[WORK INSTRUCTIONS]
Every line below that contains "color" is to be copied.

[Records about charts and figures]

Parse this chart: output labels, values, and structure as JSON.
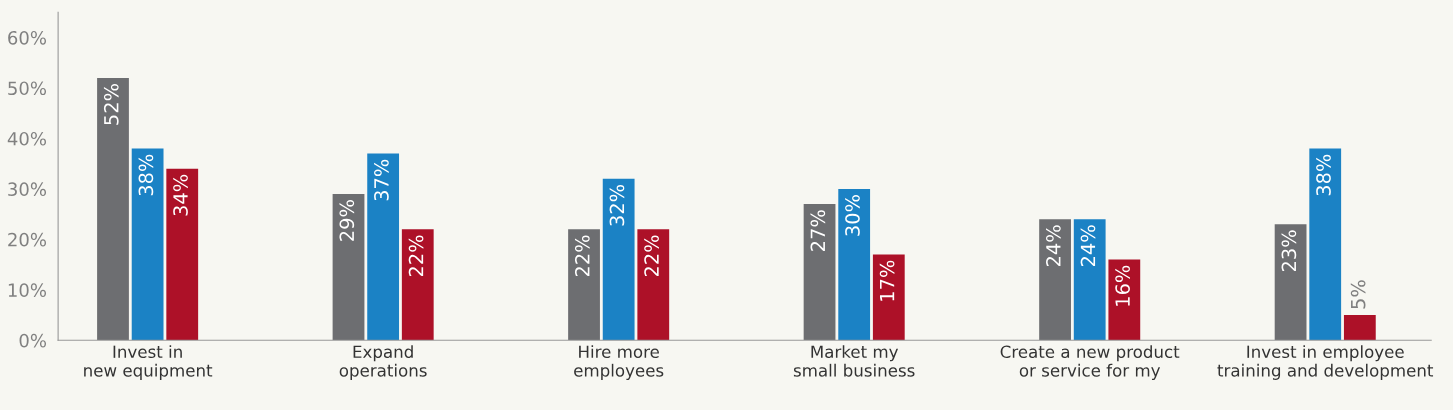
{
  "chart_data": {
    "type": "bar",
    "categories": [
      "Invest in\nnew equipment",
      "Expand\noperations",
      "Hire more\nemployees",
      "Market my\nsmall business",
      "Create a new product\nor service for my",
      "Invest in employee\ntraining and development"
    ],
    "series": [
      {
        "color": "#6d6e71",
        "values": [
          52,
          29,
          22,
          27,
          24,
          23
        ],
        "value_labels": [
          "52%",
          "29%",
          "22%",
          "27%",
          "24%",
          "23%"
        ]
      },
      {
        "color": "#1b82c5",
        "values": [
          38,
          37,
          32,
          30,
          24,
          38
        ],
        "value_labels": [
          "38%",
          "37%",
          "32%",
          "30%",
          "24%",
          "38%"
        ]
      },
      {
        "color": "#ad1128",
        "values": [
          34,
          22,
          22,
          17,
          16,
          5
        ],
        "value_labels": [
          "34%",
          "22%",
          "22%",
          "17%",
          "16%",
          "5%"
        ]
      }
    ],
    "ylim": [
      0,
      65
    ],
    "yticks": [
      {
        "value": 0,
        "label": "0%"
      },
      {
        "value": 10,
        "label": "10%"
      },
      {
        "value": 20,
        "label": "20%"
      },
      {
        "value": 30,
        "label": "30%"
      },
      {
        "value": 40,
        "label": "40%"
      },
      {
        "value": 50,
        "label": "50%"
      },
      {
        "value": 60,
        "label": "60%"
      }
    ],
    "grid": false,
    "legend": false
  }
}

[EXERCISE RESULT]
        "color": "#6d6e71",
        "color": "#1b82c5",
        "color": "#ad1128",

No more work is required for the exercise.